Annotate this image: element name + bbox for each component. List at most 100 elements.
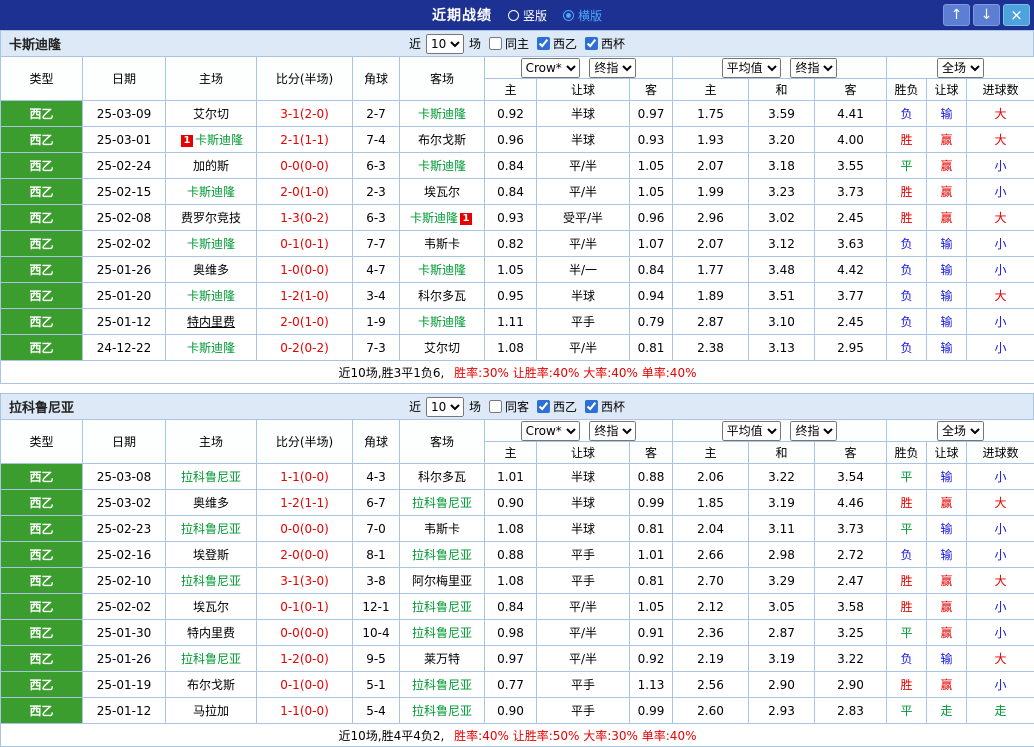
- team-link[interactable]: 卡斯迪隆: [187, 237, 235, 251]
- avg-odds-away: 4.42: [815, 257, 887, 283]
- team-link[interactable]: 艾尔切: [424, 341, 460, 355]
- move-down-button[interactable]: ↓: [973, 4, 1000, 26]
- team-link[interactable]: 卡斯迪隆: [187, 341, 235, 355]
- team-link[interactable]: 拉科鲁尼亚: [181, 574, 241, 588]
- team-link[interactable]: 拉科鲁尼亚: [412, 548, 472, 562]
- team-link[interactable]: 卡斯迪隆: [418, 315, 466, 329]
- team-link[interactable]: 拉科鲁尼亚: [412, 704, 472, 718]
- radio-label: 竖版: [523, 7, 547, 24]
- match-date: 25-01-19: [83, 672, 166, 698]
- team-link[interactable]: 奥维多: [193, 263, 229, 277]
- team-link[interactable]: 埃瓦尔: [193, 600, 229, 614]
- handicap-odds-home: 0.88: [485, 542, 537, 568]
- avg-odds-away: 3.77: [815, 283, 887, 309]
- team-link[interactable]: 科尔多瓦: [418, 289, 466, 303]
- result-handicap: 输: [927, 516, 967, 542]
- team-link[interactable]: 莱万特: [424, 652, 460, 666]
- team-link[interactable]: 特内里费: [187, 626, 235, 640]
- team-link[interactable]: 特内里费: [187, 315, 235, 329]
- odds-time-select[interactable]: 终指: [589, 58, 636, 78]
- radio-vertical-layout[interactable]: 竖版: [508, 7, 547, 24]
- match-date: 25-03-09: [83, 101, 166, 127]
- avg-odds-away: 3.73: [815, 516, 887, 542]
- col-header-score: 比分(半场): [257, 57, 353, 101]
- team-link[interactable]: 韦斯卡: [424, 237, 460, 251]
- league-cell: 西乙: [1, 698, 83, 724]
- same-venue-checkbox[interactable]: [489, 37, 502, 50]
- match-date: 25-01-26: [83, 646, 166, 672]
- team-link[interactable]: 埃瓦尔: [424, 185, 460, 199]
- avg-odds-home: 1.77: [673, 257, 749, 283]
- team-link[interactable]: 卡斯迪隆: [418, 263, 466, 277]
- team-link[interactable]: 卡斯迪隆: [187, 289, 235, 303]
- avg-odds-select[interactable]: 平均值: [722, 58, 781, 78]
- handicap-odds-home: 0.98: [485, 620, 537, 646]
- team-link[interactable]: 拉科鲁尼亚: [412, 600, 472, 614]
- odds-company-select[interactable]: Crow*: [521, 58, 580, 78]
- sub-header-avg-away: 客: [815, 79, 887, 101]
- team-link[interactable]: 拉科鲁尼亚: [181, 522, 241, 536]
- team-link[interactable]: 奥维多: [193, 496, 229, 510]
- away-team-cell: 拉科鲁尼亚: [400, 620, 485, 646]
- away-team-cell: 布尔戈斯: [400, 127, 485, 153]
- match-row: 西乙25-03-02奥维多1-2(1-1)6-7拉科鲁尼亚0.90半球0.991…: [1, 490, 1034, 516]
- match-row: 西乙25-03-09艾尔切3-1(2-0)2-7卡斯迪隆0.92半球0.971.…: [1, 101, 1034, 127]
- team-link[interactable]: 布尔戈斯: [187, 678, 235, 692]
- result-wdl: 胜: [887, 594, 927, 620]
- team-link[interactable]: 科尔多瓦: [418, 470, 466, 484]
- team-link[interactable]: 埃登斯: [193, 548, 229, 562]
- col-header-type: 类型: [1, 57, 83, 101]
- home-team-cell: 费罗尔竞技: [166, 205, 257, 231]
- team-link[interactable]: 加的斯: [193, 159, 229, 173]
- team-link[interactable]: 拉科鲁尼亚: [412, 678, 472, 692]
- team-link[interactable]: 马拉加: [193, 704, 229, 718]
- cup-checkbox[interactable]: [585, 400, 598, 413]
- match-date: 25-03-02: [83, 490, 166, 516]
- team-link[interactable]: 艾尔切: [193, 107, 229, 121]
- recent-count-select[interactable]: 10: [426, 34, 464, 54]
- match-scope-select[interactable]: 全场: [937, 58, 984, 78]
- match-score: 0-1(0-1): [257, 594, 353, 620]
- team-link[interactable]: 卡斯迪隆: [418, 107, 466, 121]
- avg-time-select[interactable]: 终指: [790, 58, 837, 78]
- avg-odds-away: 2.45: [815, 205, 887, 231]
- team-link[interactable]: 拉科鲁尼亚: [181, 470, 241, 484]
- recent-count-select[interactable]: 10: [426, 397, 464, 417]
- avg-odds-away: 4.41: [815, 101, 887, 127]
- corner-score: 7-7: [353, 231, 400, 257]
- avg-odds-home: 2.19: [673, 646, 749, 672]
- odds-company-select[interactable]: Crow*: [521, 421, 580, 441]
- match-date: 25-01-12: [83, 698, 166, 724]
- team-link[interactable]: 布尔戈斯: [418, 133, 466, 147]
- odds-time-select[interactable]: 终指: [589, 421, 636, 441]
- avg-odds-home: 2.07: [673, 231, 749, 257]
- team-link[interactable]: 卡斯迪隆: [195, 133, 243, 147]
- team-link[interactable]: 韦斯卡: [424, 522, 460, 536]
- checkbox-label: 西杯: [601, 398, 625, 415]
- avg-odds-draw: 3.51: [749, 283, 815, 309]
- result-handicap: 输: [927, 464, 967, 490]
- handicap-odds-home: 0.93: [485, 205, 537, 231]
- handicap-odds-home: 1.11: [485, 309, 537, 335]
- match-scope-select[interactable]: 全场: [937, 421, 984, 441]
- team-link[interactable]: 拉科鲁尼亚: [412, 626, 472, 640]
- avg-odds-draw: 3.18: [749, 153, 815, 179]
- radio-horizontal-layout[interactable]: 横版: [563, 7, 602, 24]
- team-link[interactable]: 费罗尔竞技: [181, 211, 241, 225]
- league-checkbox[interactable]: [537, 37, 550, 50]
- close-button[interactable]: ×: [1003, 4, 1030, 26]
- team-link[interactable]: 卡斯迪隆: [418, 159, 466, 173]
- cup-checkbox[interactable]: [585, 37, 598, 50]
- avg-odds-select[interactable]: 平均值: [722, 421, 781, 441]
- team-link[interactable]: 拉科鲁尼亚: [181, 652, 241, 666]
- avg-time-select[interactable]: 终指: [790, 421, 837, 441]
- team-link[interactable]: 拉科鲁尼亚: [412, 496, 472, 510]
- league-checkbox[interactable]: [537, 400, 550, 413]
- avg-odds-draw: 2.98: [749, 542, 815, 568]
- team-link[interactable]: 卡斯迪隆: [187, 185, 235, 199]
- team-link[interactable]: 卡斯迪隆: [410, 211, 458, 225]
- move-up-button[interactable]: ↑: [943, 4, 970, 26]
- avg-odds-draw: 2.90: [749, 672, 815, 698]
- team-link[interactable]: 阿尔梅里亚: [412, 574, 472, 588]
- same-venue-checkbox[interactable]: [489, 400, 502, 413]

##############################

### [指示]
上のデータのうち「Crow」という文字列を含む行をすべて返してください。大文字と小文字は区別します。

### [模範解答]
- odds-company-select[interactable]: Crow*: [521, 58, 580, 78]
- odds-company-select[interactable]: Crow*: [521, 421, 580, 441]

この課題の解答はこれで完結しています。